* [EXERCISE]: Locate the lines that hold the string "text". Copy every such line.
__________
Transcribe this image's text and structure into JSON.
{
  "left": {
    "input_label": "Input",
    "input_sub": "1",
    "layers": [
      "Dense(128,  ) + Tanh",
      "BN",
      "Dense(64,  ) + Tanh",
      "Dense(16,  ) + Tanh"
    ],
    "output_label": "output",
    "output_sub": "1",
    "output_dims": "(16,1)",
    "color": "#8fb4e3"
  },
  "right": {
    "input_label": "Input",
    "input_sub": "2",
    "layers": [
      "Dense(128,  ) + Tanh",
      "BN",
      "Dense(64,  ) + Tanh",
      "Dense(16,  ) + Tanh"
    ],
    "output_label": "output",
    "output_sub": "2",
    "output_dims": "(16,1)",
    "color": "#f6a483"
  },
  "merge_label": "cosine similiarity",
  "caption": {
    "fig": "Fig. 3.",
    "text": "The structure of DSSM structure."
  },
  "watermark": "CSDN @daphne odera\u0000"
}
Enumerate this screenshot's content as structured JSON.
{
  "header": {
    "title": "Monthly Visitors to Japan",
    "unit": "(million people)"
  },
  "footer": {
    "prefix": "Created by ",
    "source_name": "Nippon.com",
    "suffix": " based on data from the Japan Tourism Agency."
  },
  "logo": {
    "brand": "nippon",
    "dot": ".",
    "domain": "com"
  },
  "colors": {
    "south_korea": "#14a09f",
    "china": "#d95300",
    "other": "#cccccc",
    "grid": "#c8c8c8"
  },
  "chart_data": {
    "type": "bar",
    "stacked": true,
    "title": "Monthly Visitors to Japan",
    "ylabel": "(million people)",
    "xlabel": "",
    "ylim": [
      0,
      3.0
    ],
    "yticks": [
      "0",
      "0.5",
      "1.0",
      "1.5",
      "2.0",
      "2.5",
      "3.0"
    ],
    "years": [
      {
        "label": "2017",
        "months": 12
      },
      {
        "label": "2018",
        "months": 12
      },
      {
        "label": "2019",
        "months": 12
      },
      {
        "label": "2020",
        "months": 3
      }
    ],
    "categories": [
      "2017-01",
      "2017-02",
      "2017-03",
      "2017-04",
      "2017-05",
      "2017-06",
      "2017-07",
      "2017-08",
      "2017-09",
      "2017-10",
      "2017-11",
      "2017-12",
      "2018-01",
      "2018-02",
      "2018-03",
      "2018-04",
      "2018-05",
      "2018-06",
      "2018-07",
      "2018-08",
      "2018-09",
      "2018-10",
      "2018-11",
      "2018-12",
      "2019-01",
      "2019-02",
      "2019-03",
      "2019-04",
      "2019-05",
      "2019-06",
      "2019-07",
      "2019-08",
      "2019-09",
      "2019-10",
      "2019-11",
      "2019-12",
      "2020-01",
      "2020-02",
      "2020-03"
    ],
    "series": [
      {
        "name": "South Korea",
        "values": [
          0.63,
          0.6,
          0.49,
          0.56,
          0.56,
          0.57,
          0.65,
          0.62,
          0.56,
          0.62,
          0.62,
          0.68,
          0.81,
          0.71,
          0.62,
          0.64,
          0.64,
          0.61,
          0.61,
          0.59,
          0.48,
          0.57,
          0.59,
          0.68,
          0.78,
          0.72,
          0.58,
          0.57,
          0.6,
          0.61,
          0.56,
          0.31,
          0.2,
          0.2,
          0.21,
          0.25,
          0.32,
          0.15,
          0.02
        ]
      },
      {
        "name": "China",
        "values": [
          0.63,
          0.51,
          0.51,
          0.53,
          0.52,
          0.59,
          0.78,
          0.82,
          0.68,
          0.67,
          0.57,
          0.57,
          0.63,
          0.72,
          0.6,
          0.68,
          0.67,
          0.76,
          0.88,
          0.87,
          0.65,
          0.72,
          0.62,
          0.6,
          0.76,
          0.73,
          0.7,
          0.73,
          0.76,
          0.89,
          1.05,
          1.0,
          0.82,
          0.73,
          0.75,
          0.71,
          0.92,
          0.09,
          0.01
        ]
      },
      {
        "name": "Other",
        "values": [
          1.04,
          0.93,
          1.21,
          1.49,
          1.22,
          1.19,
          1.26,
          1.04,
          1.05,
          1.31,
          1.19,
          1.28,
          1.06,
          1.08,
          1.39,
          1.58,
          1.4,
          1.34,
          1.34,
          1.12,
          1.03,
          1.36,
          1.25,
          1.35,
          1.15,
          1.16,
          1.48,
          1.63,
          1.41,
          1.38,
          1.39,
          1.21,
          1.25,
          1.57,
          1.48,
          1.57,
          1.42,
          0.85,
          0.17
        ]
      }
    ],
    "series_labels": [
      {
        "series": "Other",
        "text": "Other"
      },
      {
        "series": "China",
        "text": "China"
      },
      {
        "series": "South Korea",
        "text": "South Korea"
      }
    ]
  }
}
__________
* [COMPLETED TASK]:
Transcribe this image's text and structure into JSON.
    "text": "The structure of DSSM structure."
        "text": "Other"
        "text": "China"
        "text": "South Korea"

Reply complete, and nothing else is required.